What the task asks:
Determine which lines contain the word "color", then copy those lines.

Figure data in JSON:
--*--

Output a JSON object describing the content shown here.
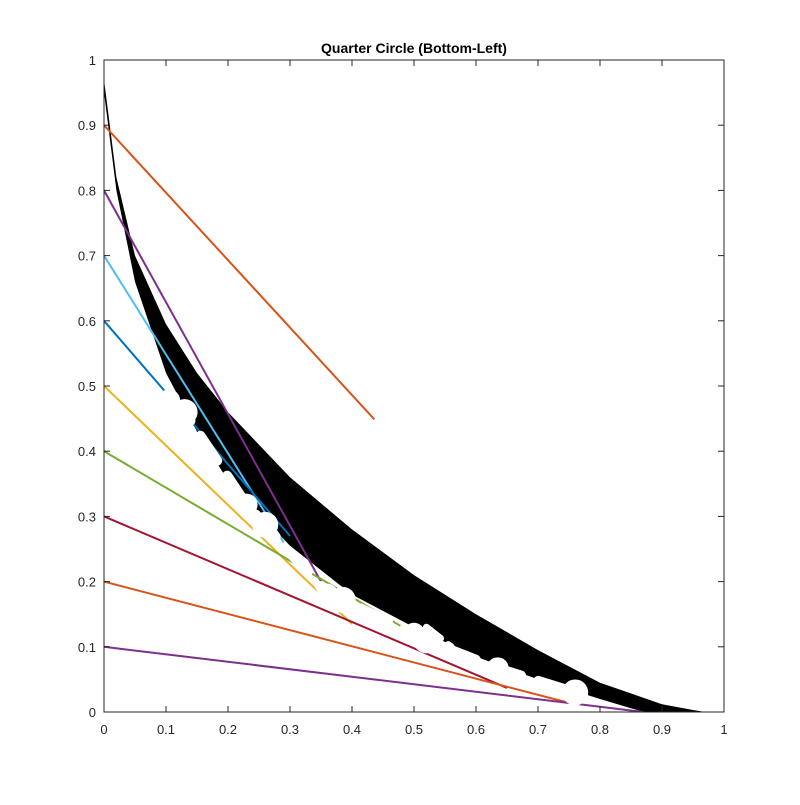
{
  "chart_data": {
    "type": "line",
    "title": "Quarter Circle (Bottom-Left)",
    "xlabel": "",
    "ylabel": "",
    "xlim": [
      0,
      1
    ],
    "ylim": [
      0,
      1
    ],
    "xticks": [
      "0",
      "0.1",
      "0.2",
      "0.3",
      "0.4",
      "0.5",
      "0.6",
      "0.7",
      "0.8",
      "0.9",
      "1"
    ],
    "yticks": [
      "0",
      "0.1",
      "0.2",
      "0.3",
      "0.4",
      "0.5",
      "0.6",
      "0.7",
      "0.8",
      "0.9",
      "1"
    ],
    "grid": false,
    "legend": "none",
    "filled_region": {
      "color": "#000000",
      "upper": [
        [
          0.0,
          0.97
        ],
        [
          0.02,
          0.82
        ],
        [
          0.05,
          0.7
        ],
        [
          0.1,
          0.595
        ],
        [
          0.15,
          0.52
        ],
        [
          0.2,
          0.46
        ],
        [
          0.3,
          0.36
        ],
        [
          0.4,
          0.28
        ],
        [
          0.5,
          0.21
        ],
        [
          0.6,
          0.15
        ],
        [
          0.7,
          0.095
        ],
        [
          0.8,
          0.045
        ],
        [
          0.9,
          0.012
        ],
        [
          0.95,
          0.003
        ],
        [
          0.97,
          0.0
        ]
      ],
      "lower": [
        [
          0.87,
          0.0
        ],
        [
          0.8,
          0.02
        ],
        [
          0.7,
          0.05
        ],
        [
          0.6,
          0.085
        ],
        [
          0.5,
          0.13
        ],
        [
          0.4,
          0.18
        ],
        [
          0.3,
          0.255
        ],
        [
          0.2,
          0.355
        ],
        [
          0.15,
          0.43
        ],
        [
          0.1,
          0.52
        ],
        [
          0.05,
          0.66
        ],
        [
          0.02,
          0.8
        ],
        [
          0.0,
          0.95
        ]
      ]
    },
    "series": [
      {
        "values": [
          [
            0,
            0.9
          ],
          [
            0.436,
            0.449
          ]
        ],
        "color": "#D95319"
      },
      {
        "values": [
          [
            0,
            0.8
          ],
          [
            0.35,
            0.2
          ]
        ],
        "color": "#7E2F8E"
      },
      {
        "values": [
          [
            0,
            0.7
          ],
          [
            0.29,
            0.26
          ]
        ],
        "color": "#4DBEEE"
      },
      {
        "values": [
          [
            0,
            0.6
          ],
          [
            0.3,
            0.27
          ]
        ],
        "color": "#0072BD"
      },
      {
        "values": [
          [
            0,
            0.5
          ],
          [
            0.4,
            0.135
          ]
        ],
        "color": "#EDB120"
      },
      {
        "values": [
          [
            0,
            0.4
          ],
          [
            0.5,
            0.12
          ]
        ],
        "color": "#77AC30"
      },
      {
        "values": [
          [
            0,
            0.3
          ],
          [
            0.65,
            0.037
          ]
        ],
        "color": "#A2142F"
      },
      {
        "values": [
          [
            0,
            0.2
          ],
          [
            0.75,
            0.014
          ]
        ],
        "color": "#D95319"
      },
      {
        "values": [
          [
            0,
            0.1
          ],
          [
            0.87,
            0.0
          ]
        ],
        "color": "#7E2F8E"
      }
    ],
    "white_dots": [
      [
        0.105,
        0.478
      ],
      [
        0.13,
        0.46
      ],
      [
        0.23,
        0.318
      ],
      [
        0.26,
        0.287
      ],
      [
        0.36,
        0.18
      ],
      [
        0.385,
        0.172
      ],
      [
        0.5,
        0.12
      ],
      [
        0.52,
        0.11
      ],
      [
        0.635,
        0.067
      ],
      [
        0.76,
        0.03
      ]
    ],
    "white_gaps": [
      [
        [
          0.07,
          0.455
        ],
        [
          0.15,
          0.415
        ]
      ],
      [
        [
          0.06,
          0.39
        ],
        [
          0.15,
          0.335
        ]
      ],
      [
        [
          0.005,
          0.31
        ],
        [
          0.06,
          0.285
        ]
      ],
      [
        [
          0.0,
          0.25
        ],
        [
          0.03,
          0.235
        ]
      ],
      [
        [
          0.52,
          0.13
        ],
        [
          0.56,
          0.1
        ]
      ]
    ]
  }
}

--*--

Reply to the exercise:
      "color": "#000000",
        "color": "#D95319"
        "color": "#7E2F8E"
        "color": "#4DBEEE"
        "color": "#0072BD"
        "color": "#EDB120"
        "color": "#77AC30"
        "color": "#A2142F"
        "color": "#D95319"
        "color": "#7E2F8E"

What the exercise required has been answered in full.